Problem description >> In the forum thread about checking whether eight integers are equal, what does a material ID of zero stand for?

Text block >>
=-=-=-=-=
Sign in to follow this  

A quick way to determine if 8 small integers are all equal to each other

This topic is 418 days old which is more than the 365 day threshold we allow for new replies. Please post a new topic.

If you intended to correct an error in the post then please contact us.

Recommended Posts

Given eight integers, what is the fastest way to check if they are all the same or not?

Maybe, some clever bit manipulation?

(This is used in a voxel engine - integers are material IDs: if a cell has different material IDs at corners, then it must intersect a surface.)

 

I've implemented this simple solution, but it only works with 8-bit values, and 255 materials (0 == empty air) won't be enough:

/// returns true if all eight bytes are equal to each other
template< typename T >
bool AreAllTheSame8( const T (&_array)[8] )
{
    const T v0 = _array[ 0 ];
    const T v1 = _array[ 1 ];
    const T v2 = _array[ 2 ];
    const T v3 = _array[ 3 ];
    const T v4 = _array[ 4 ];
    const T v5 = _array[ 5 ];
    const T v6 = _array[ 6 ];
    const T v7 = _array[ 7 ];

    static_assert(sizeof(T) == sizeof(uint8_t));
    uint8_t    counts[256];
    mxZERO_OUT(counts);

    counts[ v0 ]++;
    counts[ v1 ]++;
    counts[ v2 ]++;
    counts[ v3 ]++;
    counts[ v4 ]++;
    counts[ v5 ]++;
    counts[ v6 ]++;
    counts[ v7 ]++;
    return counts[ v0 ] == 8;
}

In reality, the zero materials are not 'counted' (i can explain why if you're curious), and the above solution results in this ugly and inefficient code:

/// returns true if all eight materials are equal to each other
bool IsCellHomogeneous( const MaterialID (&_voxels)[8] )
{
    const MaterialID v0 = _voxels[ 0 ];
    const MaterialID v1 = _voxels[ 1 ];
    const MaterialID v2 = _voxels[ 2 ];
    const MaterialID v3 = _voxels[ 3 ];
    const MaterialID v4 = _voxels[ 4 ];
    const MaterialID v5 = _voxels[ 5 ];
    const MaterialID v6 = _voxels[ 6 ];
    const MaterialID v7 = _voxels[ 7 ];

    U8    counts[256];
    mxZERO_OUT(counts);

    UINT numSolidMaterials = 0;
    UINT lastSolidMaterial = 0;

    // zero material IDs correspond to empty space/air
    if( v0 ) {
        counts[ v0 ]++;
        numSolidMaterials++;
        lastSolidMaterial = v0;
    }
    if( v1 ) {
        counts[ v1 ]++;
        numSolidMaterials++;
        lastSolidMaterial = v1;
    }
    if( v2 ) {
        counts[ v2 ]++;
        numSolidMaterials++;
        lastSolidMaterial = v2;
    }
    if( v3 ) {
        counts[ v3 ]++;
        numSolidMaterials++;
        lastSolidMaterial = v3;
    }
    if( v4 ) {
        counts[ v4 ]++;
        numSolidMaterials++;
        lastSolidMaterial = v4;
    }
    if( v5 ) {
        counts[ v5 ]++;
        numSolidMaterials++;
        lastSolidMaterial = v5;
    }
    if( v6 ) {
        counts[ v6 ]++;
        numSolidMaterials++;
        lastSolidMaterial = v6;
    }
    if( v7 ) {
        counts[ v7 ]++;
        numSolidMaterials++;
        lastSolidMaterial = v7;
    }
    return counts[ lastSolidMaterial ] == numSolidMaterials;
}

Share this post


Link to post
Share on other sites

Wrote in N++ without testing so I'm not sure if it works correctly.
=-=-=-=-=
Provided records >>

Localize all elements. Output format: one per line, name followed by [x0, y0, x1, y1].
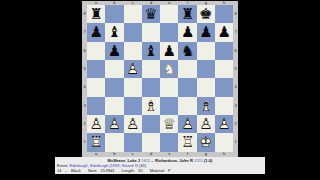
=-=-=-=-=
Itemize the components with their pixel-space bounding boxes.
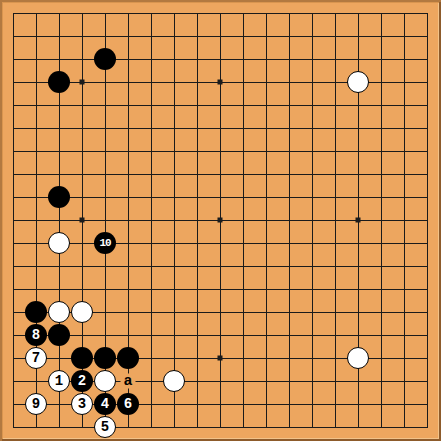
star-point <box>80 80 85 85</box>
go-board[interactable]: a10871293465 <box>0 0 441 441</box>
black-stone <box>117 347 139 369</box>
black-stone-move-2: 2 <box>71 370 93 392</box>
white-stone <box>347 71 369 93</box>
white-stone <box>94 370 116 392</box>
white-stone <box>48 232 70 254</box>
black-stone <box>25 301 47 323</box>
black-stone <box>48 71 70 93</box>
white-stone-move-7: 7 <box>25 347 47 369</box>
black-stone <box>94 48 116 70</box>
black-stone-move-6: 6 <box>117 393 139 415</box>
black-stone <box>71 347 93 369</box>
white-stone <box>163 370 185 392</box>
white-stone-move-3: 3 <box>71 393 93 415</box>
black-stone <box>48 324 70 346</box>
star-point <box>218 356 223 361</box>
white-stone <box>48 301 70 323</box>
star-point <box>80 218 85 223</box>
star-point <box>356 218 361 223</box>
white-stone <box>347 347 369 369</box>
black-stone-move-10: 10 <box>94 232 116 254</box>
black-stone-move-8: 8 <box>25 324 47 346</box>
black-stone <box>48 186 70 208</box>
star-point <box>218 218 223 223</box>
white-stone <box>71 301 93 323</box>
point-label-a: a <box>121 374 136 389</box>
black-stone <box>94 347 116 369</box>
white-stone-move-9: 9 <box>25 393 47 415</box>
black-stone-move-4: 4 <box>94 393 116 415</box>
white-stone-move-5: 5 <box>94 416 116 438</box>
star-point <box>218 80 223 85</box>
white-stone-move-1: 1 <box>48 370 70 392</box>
=-=-=-=-=
Result of this exercise >> Empty space, or air.